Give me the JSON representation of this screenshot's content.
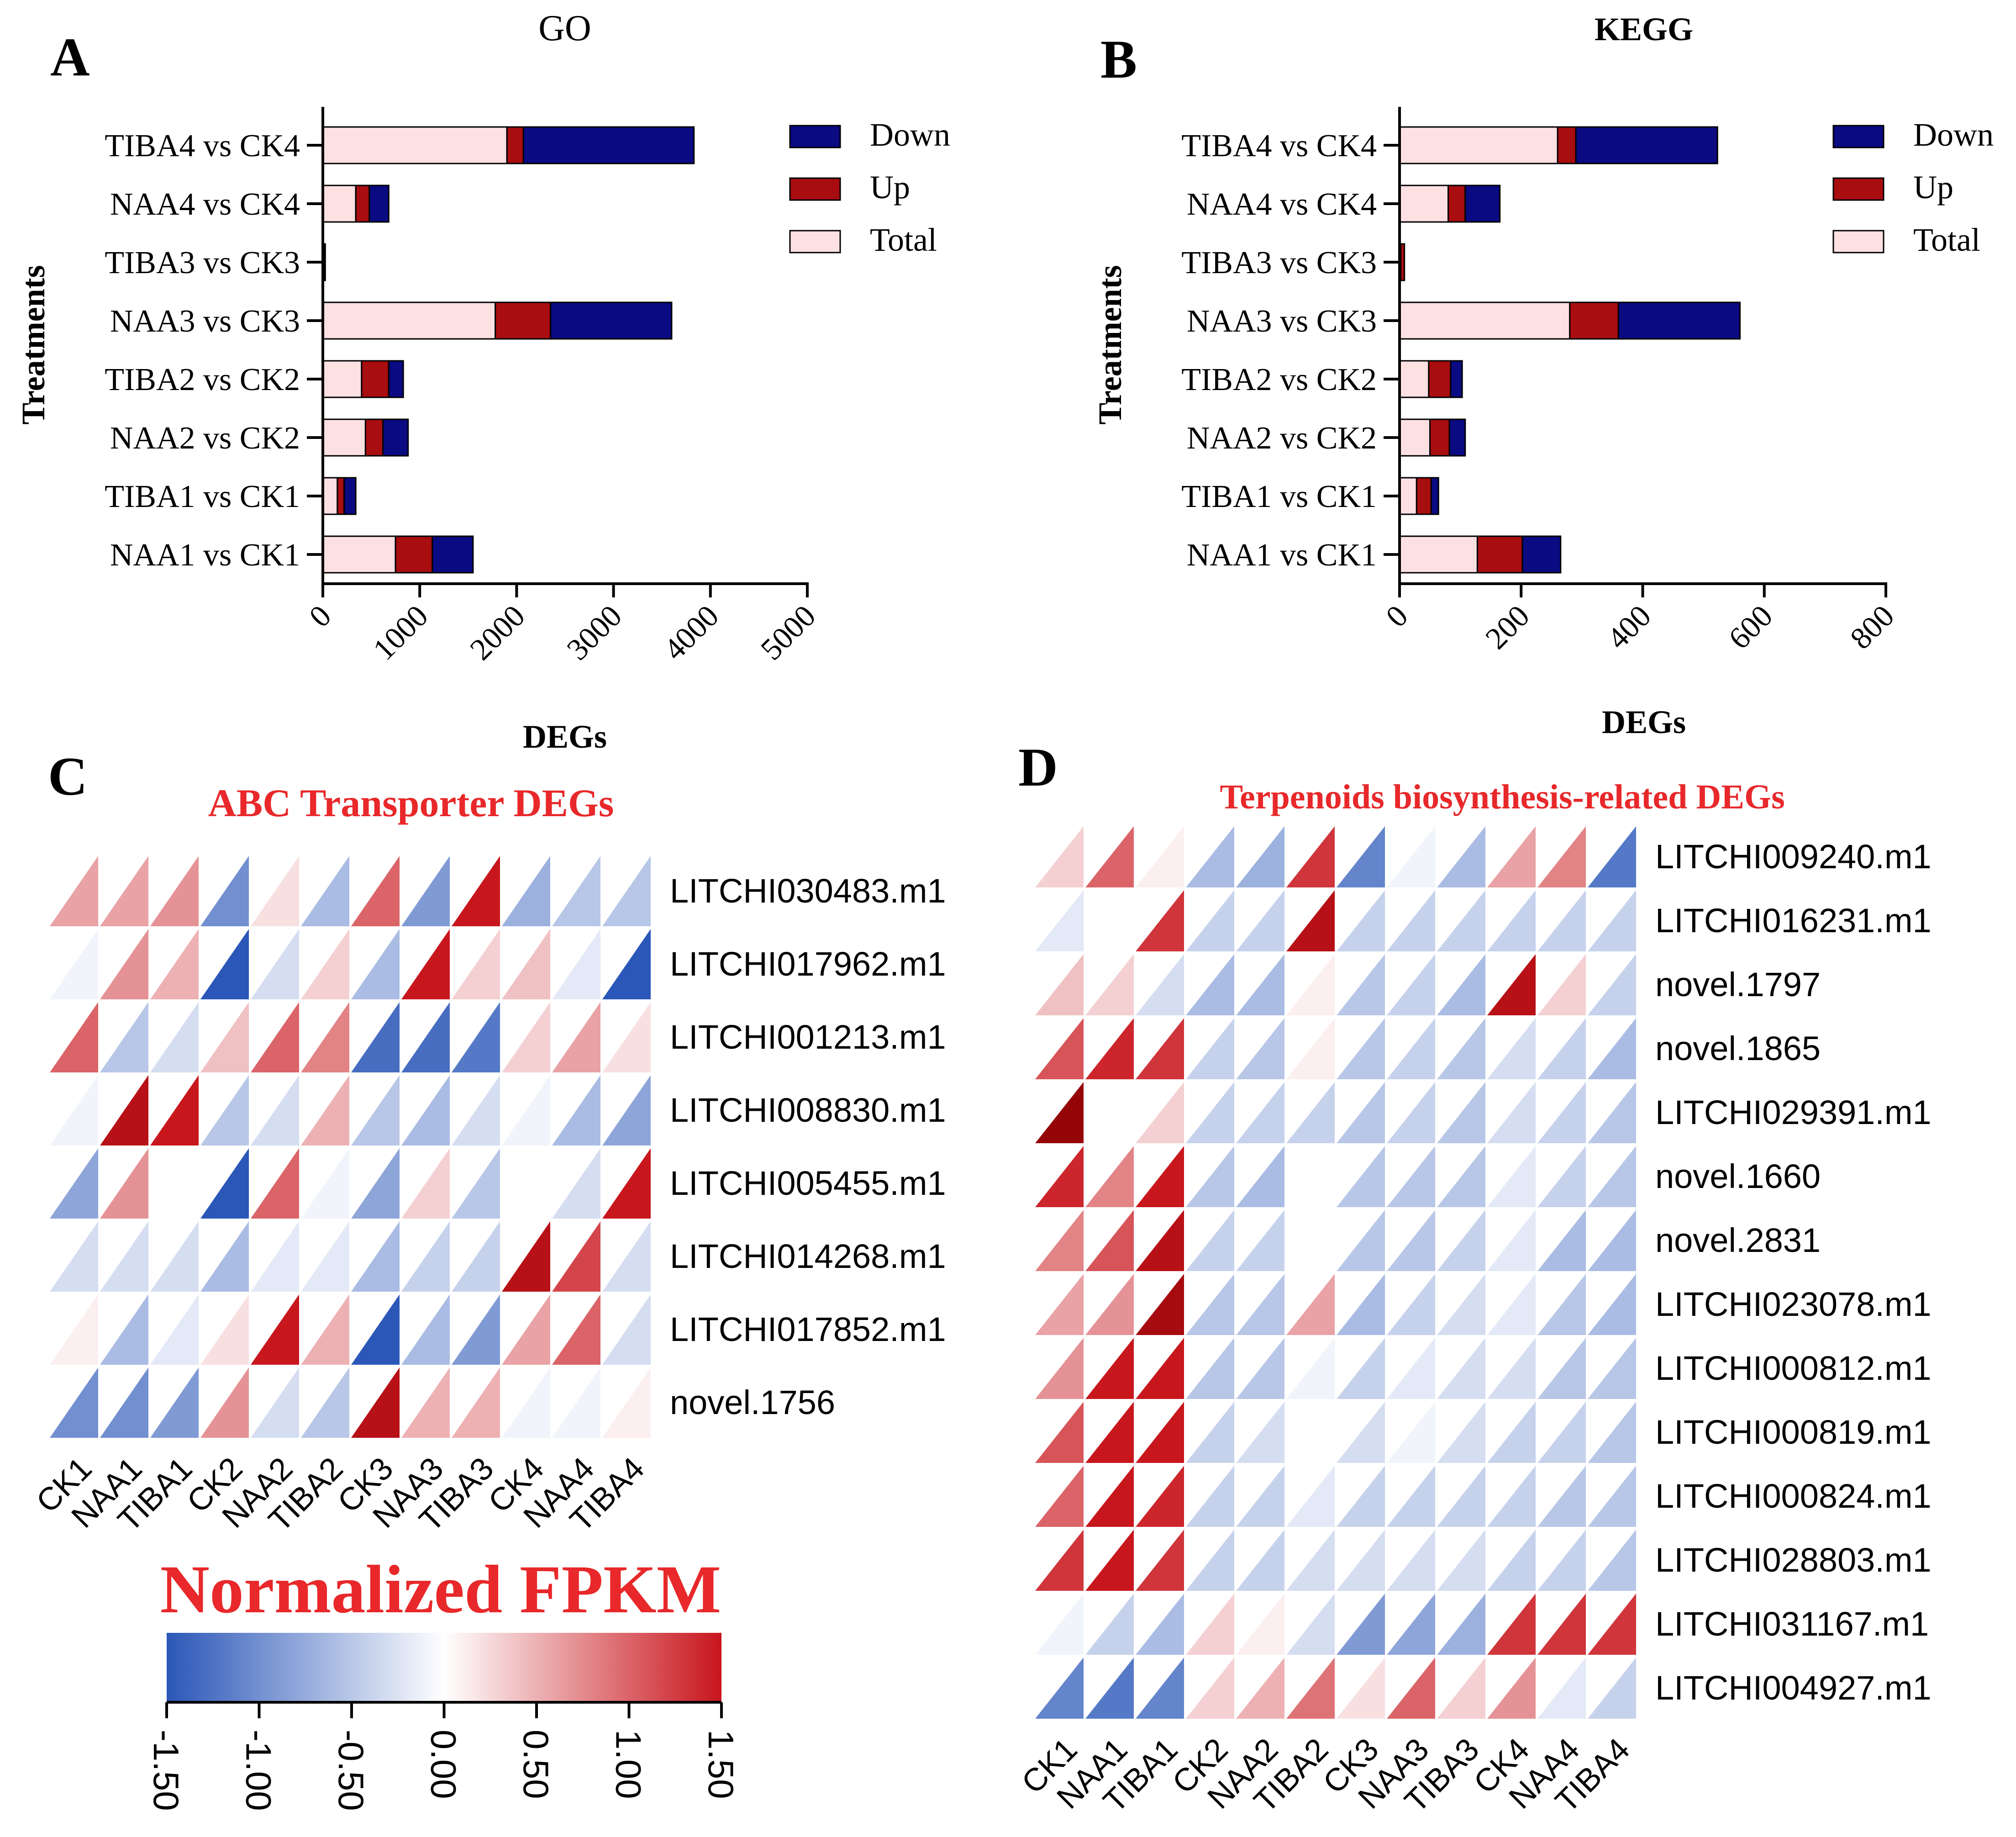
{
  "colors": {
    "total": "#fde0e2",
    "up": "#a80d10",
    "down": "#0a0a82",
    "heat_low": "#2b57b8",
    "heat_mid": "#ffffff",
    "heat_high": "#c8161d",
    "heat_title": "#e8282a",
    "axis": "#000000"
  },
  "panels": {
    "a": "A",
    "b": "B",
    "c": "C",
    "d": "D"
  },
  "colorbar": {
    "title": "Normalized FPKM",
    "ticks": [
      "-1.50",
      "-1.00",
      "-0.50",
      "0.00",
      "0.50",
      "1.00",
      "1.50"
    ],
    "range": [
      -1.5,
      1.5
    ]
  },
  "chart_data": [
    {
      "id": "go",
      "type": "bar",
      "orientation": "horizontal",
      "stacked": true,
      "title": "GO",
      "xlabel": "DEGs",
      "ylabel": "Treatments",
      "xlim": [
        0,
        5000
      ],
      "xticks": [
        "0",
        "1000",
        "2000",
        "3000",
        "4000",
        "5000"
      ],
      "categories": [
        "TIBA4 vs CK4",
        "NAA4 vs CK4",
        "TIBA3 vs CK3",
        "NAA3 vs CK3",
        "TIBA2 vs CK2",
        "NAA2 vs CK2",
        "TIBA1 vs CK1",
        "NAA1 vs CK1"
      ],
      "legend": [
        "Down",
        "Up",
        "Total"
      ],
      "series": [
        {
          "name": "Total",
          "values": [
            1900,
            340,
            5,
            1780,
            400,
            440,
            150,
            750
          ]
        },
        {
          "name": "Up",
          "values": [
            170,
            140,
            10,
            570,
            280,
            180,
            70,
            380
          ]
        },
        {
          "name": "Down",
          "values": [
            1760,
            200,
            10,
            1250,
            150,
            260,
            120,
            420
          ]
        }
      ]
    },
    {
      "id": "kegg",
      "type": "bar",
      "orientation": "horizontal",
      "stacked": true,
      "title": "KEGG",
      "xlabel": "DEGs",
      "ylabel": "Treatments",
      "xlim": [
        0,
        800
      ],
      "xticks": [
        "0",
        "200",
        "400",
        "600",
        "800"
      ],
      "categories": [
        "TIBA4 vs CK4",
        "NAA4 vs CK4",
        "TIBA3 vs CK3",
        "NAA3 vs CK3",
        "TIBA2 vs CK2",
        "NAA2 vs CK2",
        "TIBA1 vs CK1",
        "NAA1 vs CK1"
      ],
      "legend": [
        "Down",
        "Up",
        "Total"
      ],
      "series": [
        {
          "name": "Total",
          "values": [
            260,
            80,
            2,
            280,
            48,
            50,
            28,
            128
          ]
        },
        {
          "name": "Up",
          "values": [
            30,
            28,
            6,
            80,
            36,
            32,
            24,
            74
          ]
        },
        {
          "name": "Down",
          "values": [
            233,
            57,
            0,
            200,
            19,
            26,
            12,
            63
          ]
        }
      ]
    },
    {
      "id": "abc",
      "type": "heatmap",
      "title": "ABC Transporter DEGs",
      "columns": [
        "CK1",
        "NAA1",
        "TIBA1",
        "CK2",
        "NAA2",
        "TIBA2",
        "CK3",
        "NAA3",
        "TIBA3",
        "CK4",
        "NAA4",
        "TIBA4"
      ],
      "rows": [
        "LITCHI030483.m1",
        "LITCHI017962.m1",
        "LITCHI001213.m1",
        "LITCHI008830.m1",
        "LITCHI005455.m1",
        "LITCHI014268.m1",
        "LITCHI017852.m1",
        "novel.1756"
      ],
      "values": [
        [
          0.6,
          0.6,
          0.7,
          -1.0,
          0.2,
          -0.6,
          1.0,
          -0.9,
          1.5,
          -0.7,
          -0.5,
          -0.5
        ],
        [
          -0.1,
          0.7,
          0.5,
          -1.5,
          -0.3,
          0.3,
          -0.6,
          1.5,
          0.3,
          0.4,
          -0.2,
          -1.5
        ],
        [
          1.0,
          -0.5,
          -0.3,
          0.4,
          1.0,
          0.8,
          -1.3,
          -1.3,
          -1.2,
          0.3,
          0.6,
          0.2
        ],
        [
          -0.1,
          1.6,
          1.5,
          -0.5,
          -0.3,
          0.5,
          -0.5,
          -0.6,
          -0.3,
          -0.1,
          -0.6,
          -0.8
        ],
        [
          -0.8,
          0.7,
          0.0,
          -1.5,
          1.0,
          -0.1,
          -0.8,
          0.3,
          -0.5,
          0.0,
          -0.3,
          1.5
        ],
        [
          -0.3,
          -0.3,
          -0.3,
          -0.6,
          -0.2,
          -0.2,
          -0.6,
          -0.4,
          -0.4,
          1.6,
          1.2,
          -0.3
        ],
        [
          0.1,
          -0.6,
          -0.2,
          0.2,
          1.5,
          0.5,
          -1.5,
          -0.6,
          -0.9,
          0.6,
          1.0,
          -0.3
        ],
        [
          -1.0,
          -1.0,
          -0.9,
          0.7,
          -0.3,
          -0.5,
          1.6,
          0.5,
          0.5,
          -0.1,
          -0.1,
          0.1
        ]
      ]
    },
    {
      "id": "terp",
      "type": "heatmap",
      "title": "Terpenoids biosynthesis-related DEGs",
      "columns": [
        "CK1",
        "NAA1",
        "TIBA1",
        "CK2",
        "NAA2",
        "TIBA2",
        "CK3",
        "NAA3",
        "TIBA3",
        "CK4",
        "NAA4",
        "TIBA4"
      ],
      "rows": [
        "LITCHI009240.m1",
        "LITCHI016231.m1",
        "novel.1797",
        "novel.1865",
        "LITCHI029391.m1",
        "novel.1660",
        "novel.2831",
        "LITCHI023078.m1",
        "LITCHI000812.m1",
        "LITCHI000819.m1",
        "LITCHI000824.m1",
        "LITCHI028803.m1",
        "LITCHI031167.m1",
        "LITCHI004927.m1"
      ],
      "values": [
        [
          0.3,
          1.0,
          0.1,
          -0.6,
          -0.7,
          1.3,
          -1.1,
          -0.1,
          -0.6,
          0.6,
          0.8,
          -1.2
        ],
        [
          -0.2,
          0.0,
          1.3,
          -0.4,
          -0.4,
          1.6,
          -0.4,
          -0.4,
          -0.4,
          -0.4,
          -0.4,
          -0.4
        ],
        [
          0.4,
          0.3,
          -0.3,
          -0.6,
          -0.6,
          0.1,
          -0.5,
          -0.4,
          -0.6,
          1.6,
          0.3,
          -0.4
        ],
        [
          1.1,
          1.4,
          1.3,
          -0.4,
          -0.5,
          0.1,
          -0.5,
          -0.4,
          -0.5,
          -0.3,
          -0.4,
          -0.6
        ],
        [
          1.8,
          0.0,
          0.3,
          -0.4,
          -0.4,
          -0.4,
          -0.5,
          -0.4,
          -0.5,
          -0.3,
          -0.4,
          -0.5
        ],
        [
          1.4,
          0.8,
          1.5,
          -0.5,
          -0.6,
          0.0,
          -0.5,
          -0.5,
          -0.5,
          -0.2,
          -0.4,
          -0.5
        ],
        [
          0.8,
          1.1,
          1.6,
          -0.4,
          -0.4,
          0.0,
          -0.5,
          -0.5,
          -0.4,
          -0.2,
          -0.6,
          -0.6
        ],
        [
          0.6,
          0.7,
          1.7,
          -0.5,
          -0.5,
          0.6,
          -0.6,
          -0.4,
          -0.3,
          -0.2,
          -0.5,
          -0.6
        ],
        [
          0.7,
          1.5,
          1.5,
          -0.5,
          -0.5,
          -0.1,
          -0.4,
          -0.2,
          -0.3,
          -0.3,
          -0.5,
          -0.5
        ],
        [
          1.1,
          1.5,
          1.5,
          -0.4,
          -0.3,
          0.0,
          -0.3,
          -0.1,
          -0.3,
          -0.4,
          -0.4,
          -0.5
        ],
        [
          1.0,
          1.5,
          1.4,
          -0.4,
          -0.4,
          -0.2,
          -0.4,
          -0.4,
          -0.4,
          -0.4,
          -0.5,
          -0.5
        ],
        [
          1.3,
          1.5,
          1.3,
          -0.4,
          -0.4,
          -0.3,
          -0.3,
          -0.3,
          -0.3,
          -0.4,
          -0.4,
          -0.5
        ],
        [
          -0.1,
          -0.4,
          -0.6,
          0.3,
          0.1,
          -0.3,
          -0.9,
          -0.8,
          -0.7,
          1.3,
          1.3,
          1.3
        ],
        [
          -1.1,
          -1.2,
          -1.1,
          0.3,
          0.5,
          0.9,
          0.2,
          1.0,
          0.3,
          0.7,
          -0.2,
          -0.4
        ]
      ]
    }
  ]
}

------------------------------------

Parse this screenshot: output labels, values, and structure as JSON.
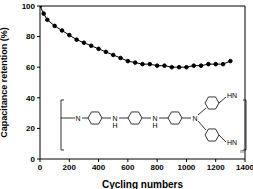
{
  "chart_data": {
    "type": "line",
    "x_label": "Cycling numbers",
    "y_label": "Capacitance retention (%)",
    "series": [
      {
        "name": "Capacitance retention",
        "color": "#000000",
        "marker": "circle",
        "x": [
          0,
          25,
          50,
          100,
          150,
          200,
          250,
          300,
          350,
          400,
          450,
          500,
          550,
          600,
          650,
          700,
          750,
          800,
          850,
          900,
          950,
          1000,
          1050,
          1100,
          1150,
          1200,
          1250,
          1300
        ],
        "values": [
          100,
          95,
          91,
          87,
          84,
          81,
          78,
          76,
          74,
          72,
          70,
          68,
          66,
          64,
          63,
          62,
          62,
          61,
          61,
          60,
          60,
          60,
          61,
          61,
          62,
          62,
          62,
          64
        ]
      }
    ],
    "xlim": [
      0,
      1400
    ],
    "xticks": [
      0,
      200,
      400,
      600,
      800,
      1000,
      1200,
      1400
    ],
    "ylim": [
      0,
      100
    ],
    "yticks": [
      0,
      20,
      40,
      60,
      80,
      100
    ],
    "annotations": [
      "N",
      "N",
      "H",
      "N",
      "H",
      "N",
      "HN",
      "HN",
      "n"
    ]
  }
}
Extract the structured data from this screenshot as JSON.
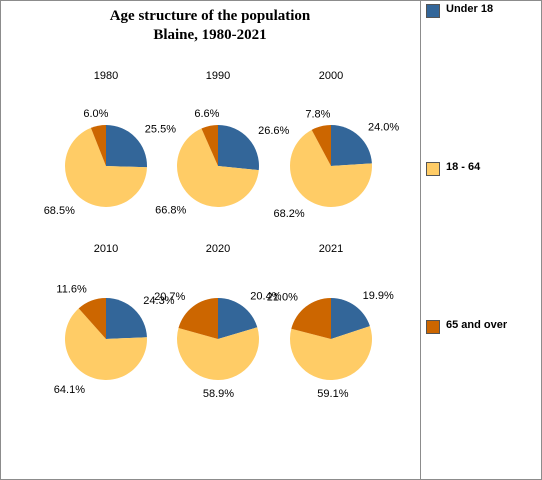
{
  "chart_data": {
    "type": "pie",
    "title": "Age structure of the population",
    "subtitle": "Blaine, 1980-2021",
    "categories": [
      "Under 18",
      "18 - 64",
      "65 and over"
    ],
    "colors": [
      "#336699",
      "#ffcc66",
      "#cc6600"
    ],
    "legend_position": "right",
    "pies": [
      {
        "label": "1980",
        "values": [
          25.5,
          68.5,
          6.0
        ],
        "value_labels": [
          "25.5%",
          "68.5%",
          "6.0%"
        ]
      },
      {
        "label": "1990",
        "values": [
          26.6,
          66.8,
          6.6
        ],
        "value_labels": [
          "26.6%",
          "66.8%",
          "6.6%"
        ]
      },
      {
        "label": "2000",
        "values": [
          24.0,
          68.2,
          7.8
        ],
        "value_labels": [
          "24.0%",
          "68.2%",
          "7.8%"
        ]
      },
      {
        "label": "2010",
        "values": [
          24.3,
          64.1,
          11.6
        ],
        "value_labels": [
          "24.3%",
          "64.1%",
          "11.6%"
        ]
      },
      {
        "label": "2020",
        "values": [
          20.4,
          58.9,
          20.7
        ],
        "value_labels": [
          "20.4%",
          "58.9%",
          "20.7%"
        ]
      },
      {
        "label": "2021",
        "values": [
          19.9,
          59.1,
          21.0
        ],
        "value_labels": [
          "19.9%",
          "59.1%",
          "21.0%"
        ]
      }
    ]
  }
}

------------------------------------

#### AIM
Using the listing above, locate the lines that hold "DEGs" and copy each one.

#### PROBLEM SOLUTION
      "xlabel": "DEGs",
      "xlabel": "DEGs",
      "title": "ABC Transporter DEGs",
      "title": "Terpenoids biosynthesis-related DEGs",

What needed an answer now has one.